## What the task asks
Print out each record below, unaltered and complete, without its images.

## Stored data

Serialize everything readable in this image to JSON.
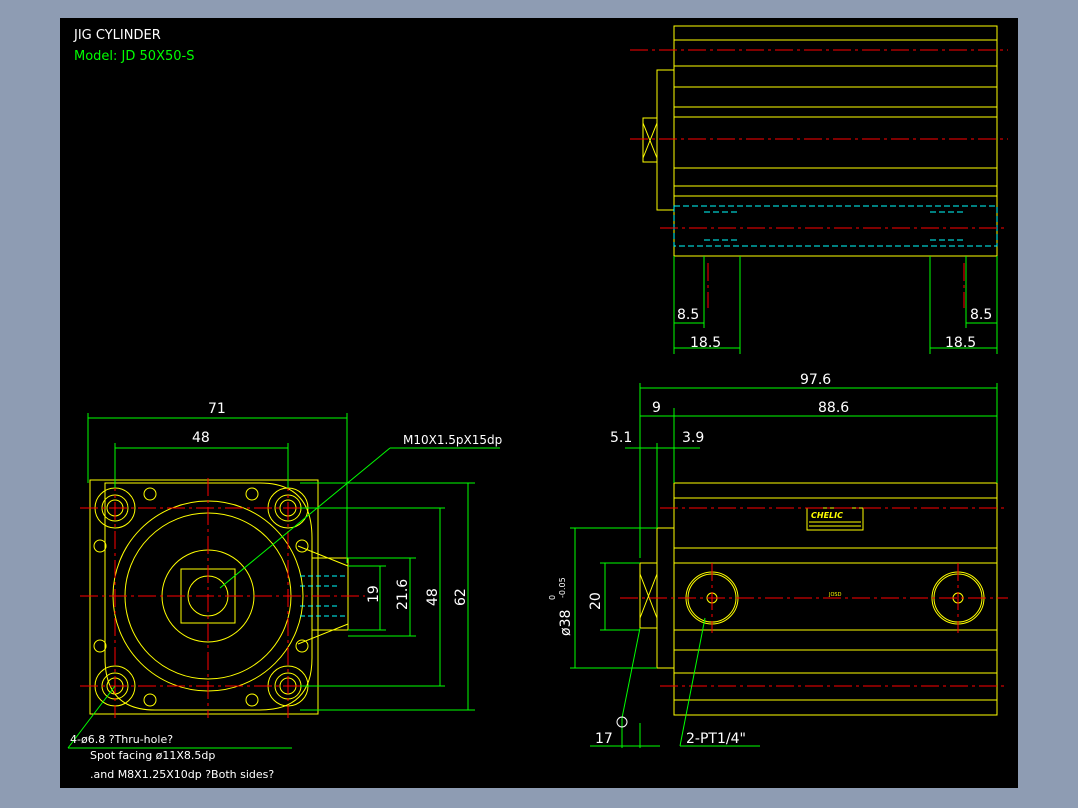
{
  "title": "JIG CYLINDER",
  "model": "Model: JD 50X50-S",
  "colors": {
    "background": "#000000",
    "frame": "#8e9cb3",
    "outline": "#ffff00",
    "dimension": "#00ff00",
    "centerline": "#ff0000",
    "hidden": "#00ffff",
    "text": "#ffffff"
  },
  "dimensions": {
    "front_width_71": "71",
    "front_width_48": "48",
    "front_height_62": "62",
    "front_height_48": "48",
    "front_height_21_6": "21.6",
    "front_height_19": "19",
    "side_len_97_6": "97.6",
    "side_len_9": "9",
    "side_len_88_6": "88.6",
    "side_len_5_1": "5.1",
    "side_len_3_9": "3.9",
    "side_h_20": "20",
    "side_dia_38": "ø38",
    "side_tol_upper": "0",
    "side_tol_lower": "-0.05",
    "side_17": "17",
    "top_8_5_left": "8.5",
    "top_8_5_right": "8.5",
    "top_18_5_left": "18.5",
    "top_18_5_right": "18.5"
  },
  "notes": {
    "thread_callout": "M10X1.5pX15dp",
    "port_callout": "2-PT1/4\"",
    "hole_line1": "4-ø6.8    ?Thru-hole?",
    "hole_line2": "Spot facing  ø11X8.5dp",
    "hole_line3": ".and M8X1.25X10dp ?Both sides?",
    "logo": "CHELIC",
    "side_center_mark": "JOSD"
  }
}
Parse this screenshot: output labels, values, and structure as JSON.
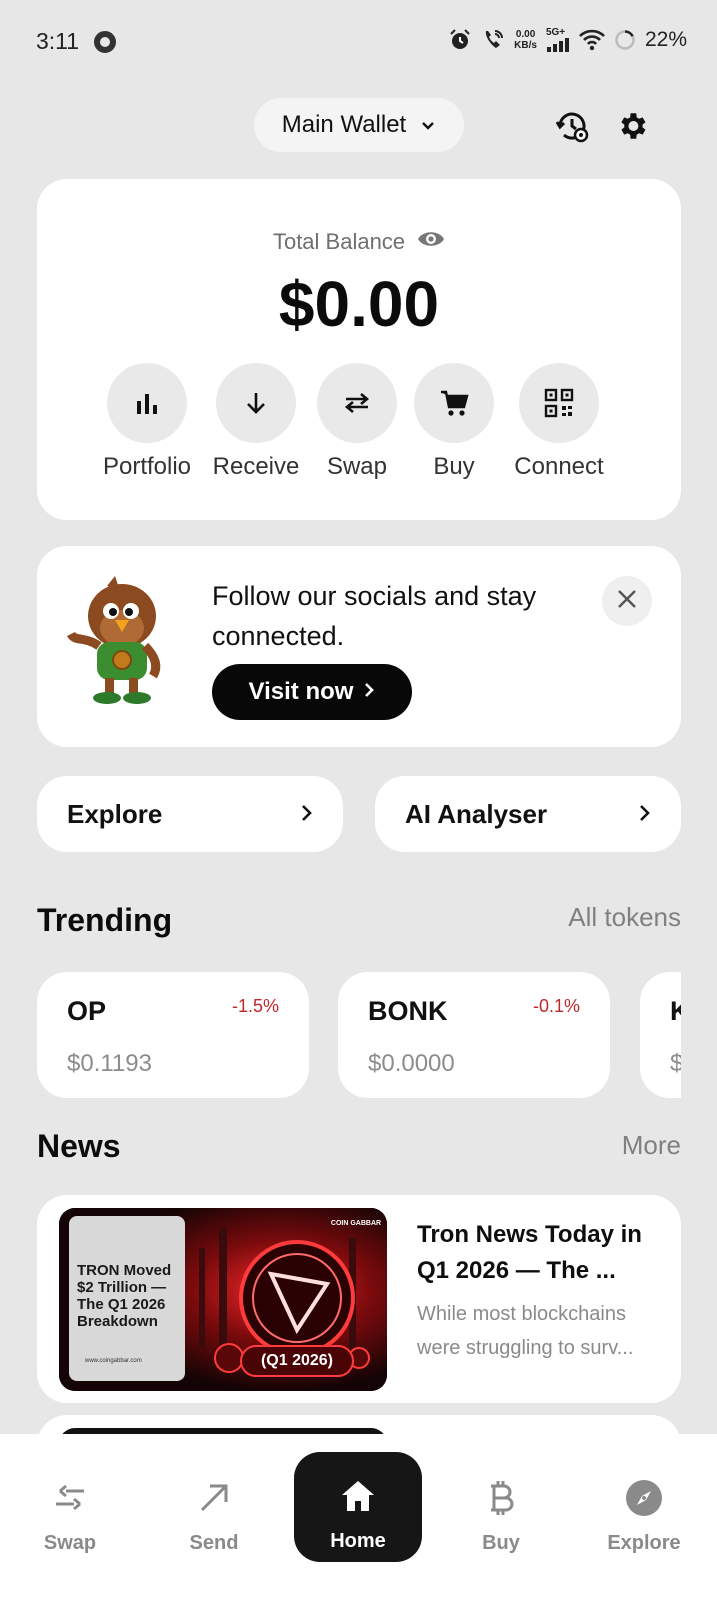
{
  "status_bar": {
    "time": "3:11",
    "net_speed_value": "0.00",
    "net_speed_unit": "KB/s",
    "network_type": "5G+",
    "battery": "22%"
  },
  "header": {
    "wallet_name": "Main Wallet"
  },
  "balance": {
    "label": "Total Balance",
    "value": "$0.00",
    "actions": [
      {
        "label": "Portfolio",
        "icon": "bar-chart-icon"
      },
      {
        "label": "Receive",
        "icon": "arrow-down-icon"
      },
      {
        "label": "Swap",
        "icon": "swap-icon"
      },
      {
        "label": "Buy",
        "icon": "cart-icon"
      },
      {
        "label": "Connect",
        "icon": "qr-scan-icon"
      }
    ]
  },
  "promo": {
    "text": "Follow our socials and stay connected.",
    "button": "Visit now"
  },
  "quick_links": [
    {
      "label": "Explore"
    },
    {
      "label": "AI Analyser"
    }
  ],
  "trending": {
    "title": "Trending",
    "link": "All tokens",
    "tokens": [
      {
        "symbol": "OP",
        "change": "-1.5%",
        "price": "$0.1193"
      },
      {
        "symbol": "BONK",
        "change": "-0.1%",
        "price": "$0.0000"
      },
      {
        "symbol": "K",
        "change": "",
        "price": "$"
      }
    ]
  },
  "news": {
    "title": "News",
    "link": "More",
    "items": [
      {
        "title": "Tron News Today in Q1 2026 — The ...",
        "description": "While most blockchains were struggling to surv...",
        "thumb_headline": "TRON Moved $2 Trillion — The Q1 2026 Breakdown",
        "thumb_badge": "(Q1 2026)",
        "thumb_brand": "COIN GABBAR",
        "thumb_url": "www.coingabbar.com"
      }
    ]
  },
  "bottom_nav": [
    {
      "label": "Swap",
      "icon": "swap-icon"
    },
    {
      "label": "Send",
      "icon": "send-arrow-icon"
    },
    {
      "label": "Home",
      "icon": "home-icon",
      "active": true
    },
    {
      "label": "Buy",
      "icon": "bitcoin-icon"
    },
    {
      "label": "Explore",
      "icon": "compass-icon"
    }
  ],
  "colors": {
    "background": "#e7e7e7",
    "card": "#ffffff",
    "negative": "#c0272d",
    "primary_button": "#080808",
    "muted_text": "#8a8a8a"
  }
}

## Exercise solution
Serialize everything readable in this image to JSON.
{
  "title": "JIG CYLINDER",
  "model": "Model: JD 50X50-S",
  "colors": {
    "background": "#000000",
    "frame": "#8e9cb3",
    "outline": "#ffff00",
    "dimension": "#00ff00",
    "centerline": "#ff0000",
    "hidden": "#00ffff",
    "text": "#ffffff"
  },
  "dimensions": {
    "front_width_71": "71",
    "front_width_48": "48",
    "front_height_62": "62",
    "front_height_48": "48",
    "front_height_21_6": "21.6",
    "front_height_19": "19",
    "side_len_97_6": "97.6",
    "side_len_9": "9",
    "side_len_88_6": "88.6",
    "side_len_5_1": "5.1",
    "side_len_3_9": "3.9",
    "side_h_20": "20",
    "side_dia_38": "ø38",
    "side_tol_upper": "0",
    "side_tol_lower": "-0.05",
    "side_17": "17",
    "top_8_5_left": "8.5",
    "top_8_5_right": "8.5",
    "top_18_5_left": "18.5",
    "top_18_5_right": "18.5"
  },
  "notes": {
    "thread_callout": "M10X1.5pX15dp",
    "port_callout": "2-PT1/4\"",
    "hole_line1": "4-ø6.8    ?Thru-hole?",
    "hole_line2": "Spot facing  ø11X8.5dp",
    "hole_line3": ".and M8X1.25X10dp ?Both sides?",
    "logo": "CHELIC",
    "side_center_mark": "JOSD"
  }
}
Parse this screenshot: output labels, values, and structure as JSON.
{
  "status_bar": {
    "time": "3:11",
    "net_speed_value": "0.00",
    "net_speed_unit": "KB/s",
    "network_type": "5G+",
    "battery": "22%"
  },
  "header": {
    "wallet_name": "Main Wallet"
  },
  "balance": {
    "label": "Total Balance",
    "value": "$0.00",
    "actions": [
      {
        "label": "Portfolio",
        "icon": "bar-chart-icon"
      },
      {
        "label": "Receive",
        "icon": "arrow-down-icon"
      },
      {
        "label": "Swap",
        "icon": "swap-icon"
      },
      {
        "label": "Buy",
        "icon": "cart-icon"
      },
      {
        "label": "Connect",
        "icon": "qr-scan-icon"
      }
    ]
  },
  "promo": {
    "text": "Follow our socials and stay connected.",
    "button": "Visit now"
  },
  "quick_links": [
    {
      "label": "Explore"
    },
    {
      "label": "AI Analyser"
    }
  ],
  "trending": {
    "title": "Trending",
    "link": "All tokens",
    "tokens": [
      {
        "symbol": "OP",
        "change": "-1.5%",
        "price": "$0.1193"
      },
      {
        "symbol": "BONK",
        "change": "-0.1%",
        "price": "$0.0000"
      },
      {
        "symbol": "K",
        "change": "",
        "price": "$"
      }
    ]
  },
  "news": {
    "title": "News",
    "link": "More",
    "items": [
      {
        "title": "Tron News Today in Q1 2026 — The ...",
        "description": "While most blockchains were struggling to surv...",
        "thumb_headline": "TRON Moved $2 Trillion — The Q1 2026 Breakdown",
        "thumb_badge": "(Q1 2026)",
        "thumb_brand": "COIN GABBAR",
        "thumb_url": "www.coingabbar.com"
      }
    ]
  },
  "bottom_nav": [
    {
      "label": "Swap",
      "icon": "swap-icon"
    },
    {
      "label": "Send",
      "icon": "send-arrow-icon"
    },
    {
      "label": "Home",
      "icon": "home-icon",
      "active": true
    },
    {
      "label": "Buy",
      "icon": "bitcoin-icon"
    },
    {
      "label": "Explore",
      "icon": "compass-icon"
    }
  ],
  "colors": {
    "background": "#e7e7e7",
    "card": "#ffffff",
    "negative": "#c0272d",
    "primary_button": "#080808",
    "muted_text": "#8a8a8a"
  }
}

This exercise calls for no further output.